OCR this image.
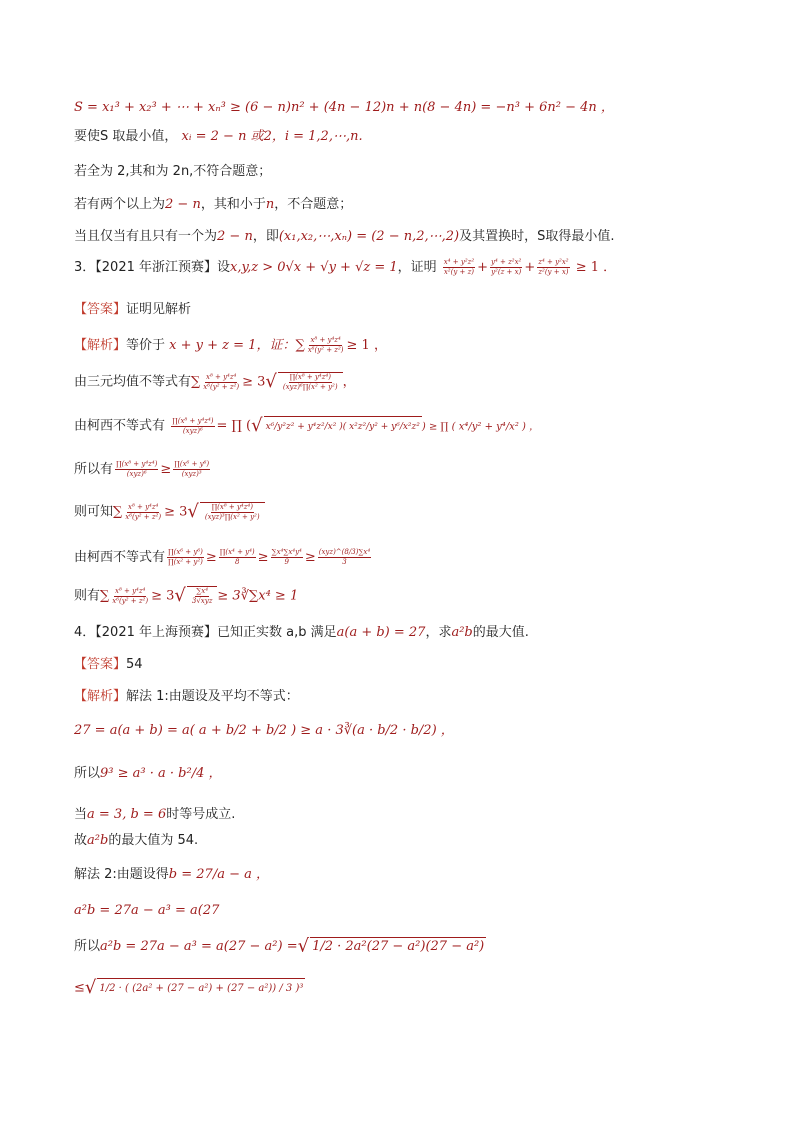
S = x₁³ + x₂³ + ⋯ + xₙ³ ≥ (6 − n)n² + (4n − 12)n + n(8 − 4n) = −n³ + 6n² − 4n ，
要使S 取最小值， xᵢ = 2 − n 或2，i = 1,2,⋯,n.
若全为 2,其和为 2n,不符合题意；
若有两个以上为2 − n，其和小于n，不合题意；
当且仅当有且只有一个为2 − n，即(x₁,x₂,⋯,xₙ) = (2 − n,2,⋯,2)及其置换时，S取得最小值.
3．【2021 年浙江预赛】设x,y,z > 0√x + √y + √z = 1，证明 $\frac{\text{x⁴ + y²z²}}{\text{x²(y + z)}} + \frac{\text{y⁴ + z²x²}}{\text{y²(z + x)}} + \frac{\text{z⁴ + y²x²}}{\text{z²(y + x)}} \ge 1$ ．
【答案】证明见解析
【解析】等价于 x + y + z = 1，证：∑ $\frac{\text{x⁸ + y⁴z⁴}}{\text{x⁶(y² + z²)}} \ge 1$ ，
由三元均值不等式有∑ $\frac{\text{x⁸ + y⁴z⁴}}{\text{x⁶(y² + z²)}} \ge 3√ \frac{\text{∏(x⁸ + y⁴z⁴)}}{\text{(xyz)⁶∏(x² + y²)}}$ ，
由柯西不等式有 $\frac{\text{∏(x⁸ + y⁴z⁴)}}{\text{(xyz)⁶}}$ = ∏ (√ x⁶/y²z² + y⁴z²/x² )( x²z²/y² + y⁶/x²z² ) ≥ ∏ ( x⁴/y² + y⁴/x² ) ，
所以有 $\frac{\text{∏(x⁸ + y⁴z⁴)}}{\text{(xyz)⁶}} \ge \frac{\text{∏(x⁶ + y⁶)}}{\text{(xyz)³}}$
则可知∑ $\frac{\text{x⁸ + y⁴z⁴}}{\text{x⁶(y² + z²)}} \ge 3√ \frac{\text{∏(x⁸ + y⁴z⁴)}}{\text{(xyz)³∏(x² + y²)}}$
由柯西不等式有 $\frac{\text{∏(x⁶ + y⁶)}}{\text{∏(x² + y²)}} \ge \frac{\text{∏(x⁴ + y⁴)}}{8} \ge \frac{\text{∑x⁴∑x⁴y⁴}}{9} \ge \frac{\text{(xyz)\textasciicircum{}(8/3)∑x⁴}}{3}$
则有∑ $\frac{\text{x⁸ + y⁴z⁴}}{\text{x⁶(y² + z²)}} \ge 3√ \frac{\text{∑x⁴}}{\text{3√xyz}}$ ≥ 3∛∑x⁴ ≥ 1
4．【2021 年上海预赛】已知正实数 a,b 满足a(a + b) = 27，求a²b的最大值.
【答案】54
【解析】解法 1:由题设及平均不等式：
27 = a(a + b) = a( a + b/2 + b/2 ) ≥ a · 3∛(a · b/2 · b/2) ，
所以9³ ≥ a³ · a · b²/4 ，
当a = 3, b = 6时等号成立.
故a²b的最大值为 54.
解法 2:由题设得b = 27/a − a ，
a²b = 27a − a³ = a(27
所以a²b = 27a − a³ = a(27 − a²) =√ 1/2 · 2a²(27 − a²)(27 − a²)
≤√ 1/2 · ( (2a² + (27 − a²) + (27 − a²)) / 3 )³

────

[GIVEN TASK]
Only the number is wanted: count the lines of the records that hold the word "由柯西不等式有".

[COMPLETED EXERCISE]
2